Las palabras y la vida
Alberto Martín Baró
Hoy quiero olvidarme de las elecciones, de las pasadas y de
las próximas. Si les interesa la política, no tienen más que leer cualquiera de
los más del 90 por ciento de los artículos de opinión que tratan, de un modo o
de otro, de la res publica.
Me dice un vecino de la casa en que vivo en Madrid, a
caballo con la de El Espinar, que él pensaba que yo no escribía de política,
que lo mío eran sobre todo los temas costumbristas o los relacionados con el
lenguaje. Razón que le sobra a Manuel, hombre grande, cordial y conversador. De
hecho, llamé a esta mi sección en El Adelantado, un 26 de abril de 2006, “Las
palabras y la vida”, y así la sigo denominando. Para que, si se me agotaban los
asuntos que la vida cotidiana me brinda, siempre podía echar mano de las
palabras, del lenguaje.
Pues bien, he andado estos días enredado en cuáles puedan
ser, a estas alturas de mis ochenta años recién cumplidos, mis deseos y mis
ilusiones. Me pregunta mi hija qué regalo quiero por mi cumpleaños. Y no se me
ocurre qué responderle. ¿Una camisa, un libro, una colonia? La ropa me dura
decenios, tengo alguna chaqueta en buen estado que heredé de mi padre. Y sobre
la mesita de novedades –sí, ya sé que suena pretencioso– se amontonan libros
que aún no he leído. No soy muy de perfumarme, pero en una repisa del cuarto de
baño hay frascos de colonia de Maderas de Oriente, de Álvarez Gómez y de Pedro
del Hierro medio llenos. Al final le digo que me regale Una historia de
España, de Arturo Pérez Reverte.
¿O sea que no desea usted algo que le haga gran ilusión? ¿Un
viaje, como suelen contestar los concursantes cuando se les pregunta qué harían
si consiguieran el premio en metálico por el que concursan?

» Extractos de datos:
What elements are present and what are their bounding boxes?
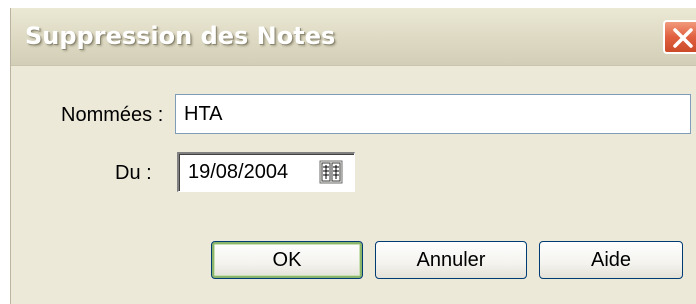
cancel-button[interactable]: Annuler [375, 241, 527, 279]
named-label: Nommées : [61, 104, 164, 126]
title-bar[interactable]: Suppression des Notes [11, 8, 696, 66]
named-input[interactable]: HTA [175, 94, 691, 134]
dialog-title: Suppression des Notes [25, 22, 336, 50]
date-value: 19/08/2004 [188, 161, 289, 183]
ok-button[interactable]: OK [211, 241, 363, 279]
calendar-icon[interactable] [319, 160, 343, 184]
close-button[interactable] [663, 20, 696, 54]
help-button[interactable]: Aide [539, 241, 683, 279]
close-icon [673, 28, 693, 48]
date-picker[interactable]: 19/08/2004 [177, 152, 355, 192]
dialog-window: Suppression des Notes Nommées : HTA Du :… [10, 8, 696, 304]
date-label: Du : [115, 162, 152, 184]
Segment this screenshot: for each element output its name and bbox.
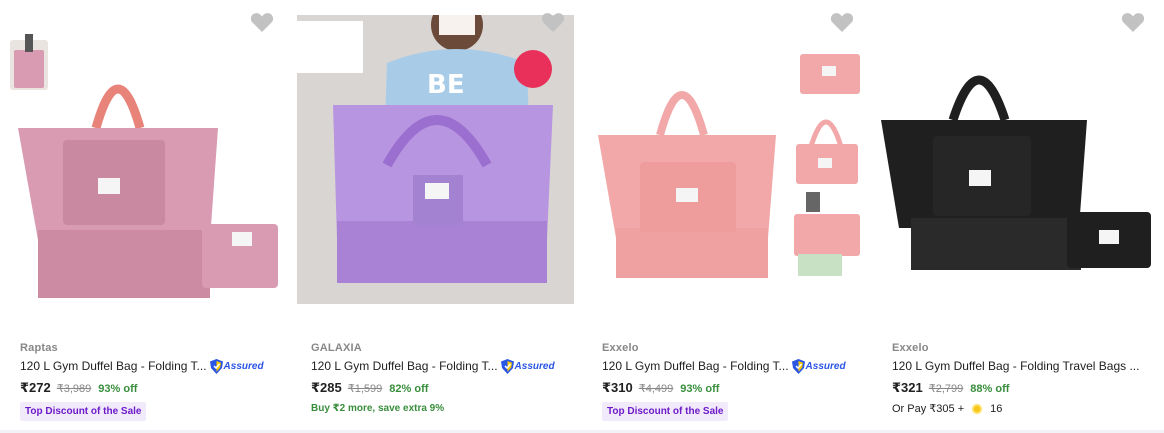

» Tareas:
[1] Según la columna «Las palabras y la vida», ¿qué libro pide el autor a su hija como regalo de cumpleaños?
[2] Prolongue la columna «Las palabras y la vida» a partir del punto en que se detiene.
Los registros no tienen relación alguna con lo que aquí se solicita.

» Respuestas esperadas:
[1] Una historia de España, de Arturo Pérez Reverte.

[2]
Ya saben mis allegados que soy reacio a viajar, por las
incomodidades que comporta. Se ponderan los grandes beneficios que proporciona
conocer otros países y otras culturas. No lo cuestiono. Pero ¿el azacanado
turista puede penetrar en el arte y en el sentir de los pueblos que visita,
cuando el desconocimiento de la lengua vernácula de sus habitantes le impide
entrar en un contacto medianamente válido con ellos?
No juego a la lotería. ¿Qué haría con una elevada cantidad
de dinero, siendo así que ya no tengo edad ni capacidad para, por ejemplo,
montar un negocio o una empresa y crear puestos de trabajo? Sí, podría ayudar
económicamente a mis hijos, o donar ese dinero a Cáritas o a alguna ONG como
Música para salvar vidas. Pero me estoy refiriendo a lo que a mí me gusta y
hace ilusión en un plano de gozo personal.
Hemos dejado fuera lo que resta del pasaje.